Problem to solve | In the data below, locate each line with the word "طولی" and list it.

------------

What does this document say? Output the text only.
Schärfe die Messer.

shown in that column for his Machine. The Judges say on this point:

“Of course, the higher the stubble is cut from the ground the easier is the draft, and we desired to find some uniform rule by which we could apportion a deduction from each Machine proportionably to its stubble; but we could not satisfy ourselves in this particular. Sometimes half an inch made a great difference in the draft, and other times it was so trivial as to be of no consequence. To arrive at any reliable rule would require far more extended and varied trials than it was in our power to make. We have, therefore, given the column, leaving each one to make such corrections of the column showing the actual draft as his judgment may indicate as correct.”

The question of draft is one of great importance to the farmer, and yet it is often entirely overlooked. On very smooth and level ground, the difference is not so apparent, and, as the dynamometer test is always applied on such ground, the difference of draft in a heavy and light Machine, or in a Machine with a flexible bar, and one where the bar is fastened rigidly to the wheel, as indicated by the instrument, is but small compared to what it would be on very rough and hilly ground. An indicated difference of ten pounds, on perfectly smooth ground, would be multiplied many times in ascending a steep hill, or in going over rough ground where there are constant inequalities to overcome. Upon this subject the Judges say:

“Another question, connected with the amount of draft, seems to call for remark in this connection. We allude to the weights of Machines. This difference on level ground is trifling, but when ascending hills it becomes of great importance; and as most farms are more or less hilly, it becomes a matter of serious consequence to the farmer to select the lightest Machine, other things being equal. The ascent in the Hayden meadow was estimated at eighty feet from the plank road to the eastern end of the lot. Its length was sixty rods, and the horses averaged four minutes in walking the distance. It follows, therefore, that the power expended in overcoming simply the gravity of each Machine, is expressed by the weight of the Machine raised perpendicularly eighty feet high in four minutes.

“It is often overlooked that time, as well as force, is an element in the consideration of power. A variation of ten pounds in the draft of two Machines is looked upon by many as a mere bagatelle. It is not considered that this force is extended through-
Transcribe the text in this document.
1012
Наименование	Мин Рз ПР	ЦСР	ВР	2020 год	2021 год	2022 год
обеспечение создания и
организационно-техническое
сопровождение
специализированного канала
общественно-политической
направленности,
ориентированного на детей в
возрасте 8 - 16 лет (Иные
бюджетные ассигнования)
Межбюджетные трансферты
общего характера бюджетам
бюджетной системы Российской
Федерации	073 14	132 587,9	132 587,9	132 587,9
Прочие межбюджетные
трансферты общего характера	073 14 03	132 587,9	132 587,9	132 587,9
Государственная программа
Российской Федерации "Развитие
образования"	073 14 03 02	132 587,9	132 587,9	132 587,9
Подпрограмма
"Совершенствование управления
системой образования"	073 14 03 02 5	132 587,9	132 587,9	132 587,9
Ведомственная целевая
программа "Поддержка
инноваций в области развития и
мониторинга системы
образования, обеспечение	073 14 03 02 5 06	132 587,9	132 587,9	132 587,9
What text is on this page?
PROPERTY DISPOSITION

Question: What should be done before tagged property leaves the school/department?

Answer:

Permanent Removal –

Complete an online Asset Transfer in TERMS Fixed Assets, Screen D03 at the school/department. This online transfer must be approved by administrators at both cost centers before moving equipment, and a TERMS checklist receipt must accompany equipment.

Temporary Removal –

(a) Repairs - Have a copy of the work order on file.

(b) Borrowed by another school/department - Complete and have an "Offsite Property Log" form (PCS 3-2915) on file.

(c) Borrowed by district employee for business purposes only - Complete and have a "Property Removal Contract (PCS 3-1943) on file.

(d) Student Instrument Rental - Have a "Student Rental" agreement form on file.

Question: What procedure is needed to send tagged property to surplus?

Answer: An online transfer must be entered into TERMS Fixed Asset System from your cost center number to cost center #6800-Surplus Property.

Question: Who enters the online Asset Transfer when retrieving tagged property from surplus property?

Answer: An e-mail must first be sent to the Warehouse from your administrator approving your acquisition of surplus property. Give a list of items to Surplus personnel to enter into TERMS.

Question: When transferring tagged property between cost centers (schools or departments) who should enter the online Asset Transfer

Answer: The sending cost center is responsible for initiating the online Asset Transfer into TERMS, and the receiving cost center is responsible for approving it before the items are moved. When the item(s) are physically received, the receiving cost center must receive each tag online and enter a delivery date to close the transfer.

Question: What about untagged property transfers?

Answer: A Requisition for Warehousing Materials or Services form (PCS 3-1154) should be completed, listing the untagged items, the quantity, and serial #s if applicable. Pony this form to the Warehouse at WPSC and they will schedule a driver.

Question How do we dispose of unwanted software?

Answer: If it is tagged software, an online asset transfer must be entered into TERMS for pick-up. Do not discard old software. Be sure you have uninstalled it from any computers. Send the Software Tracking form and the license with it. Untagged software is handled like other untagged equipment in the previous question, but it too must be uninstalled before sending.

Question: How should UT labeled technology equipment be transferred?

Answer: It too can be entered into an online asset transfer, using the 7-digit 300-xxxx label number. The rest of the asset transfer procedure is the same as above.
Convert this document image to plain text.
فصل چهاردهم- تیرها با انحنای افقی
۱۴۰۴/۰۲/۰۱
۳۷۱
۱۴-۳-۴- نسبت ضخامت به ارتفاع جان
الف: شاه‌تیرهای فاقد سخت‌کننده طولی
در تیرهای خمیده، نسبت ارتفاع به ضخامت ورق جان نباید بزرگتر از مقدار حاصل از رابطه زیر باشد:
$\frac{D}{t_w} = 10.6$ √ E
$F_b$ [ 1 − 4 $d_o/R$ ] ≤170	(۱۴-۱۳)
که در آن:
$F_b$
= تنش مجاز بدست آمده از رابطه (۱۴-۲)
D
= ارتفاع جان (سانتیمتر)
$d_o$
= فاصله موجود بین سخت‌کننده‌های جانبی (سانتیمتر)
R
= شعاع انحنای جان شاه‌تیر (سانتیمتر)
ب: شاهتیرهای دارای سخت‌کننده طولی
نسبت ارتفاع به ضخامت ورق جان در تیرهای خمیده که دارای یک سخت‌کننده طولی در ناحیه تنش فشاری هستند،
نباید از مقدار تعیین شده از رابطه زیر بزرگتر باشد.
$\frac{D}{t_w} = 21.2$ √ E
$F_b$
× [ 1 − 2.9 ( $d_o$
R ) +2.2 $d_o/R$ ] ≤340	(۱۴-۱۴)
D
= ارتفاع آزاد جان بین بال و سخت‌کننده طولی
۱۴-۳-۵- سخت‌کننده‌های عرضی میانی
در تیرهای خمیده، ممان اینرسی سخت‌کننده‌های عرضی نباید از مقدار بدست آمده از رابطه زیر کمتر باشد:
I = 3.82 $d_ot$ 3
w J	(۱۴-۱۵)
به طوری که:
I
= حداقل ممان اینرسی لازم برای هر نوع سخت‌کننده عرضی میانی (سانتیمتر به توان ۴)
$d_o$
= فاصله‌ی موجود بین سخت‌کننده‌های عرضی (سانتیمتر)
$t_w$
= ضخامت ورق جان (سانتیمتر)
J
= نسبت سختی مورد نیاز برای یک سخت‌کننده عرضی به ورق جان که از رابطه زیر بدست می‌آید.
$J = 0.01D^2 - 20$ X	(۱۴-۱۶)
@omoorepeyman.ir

------------

Exercise answer |
الف: شاه‌تیرهای فاقد سخت‌کننده طولی
ب: شاهتیرهای دارای سخت‌کننده طولی
نسبت ارتفاع به ضخامت ورق جان در تیرهای خمیده که دارای یک سخت‌کننده طولی در ناحیه تنش فشاری هستند،
= ارتفاع آزاد جان بین بال و سخت‌کننده طولی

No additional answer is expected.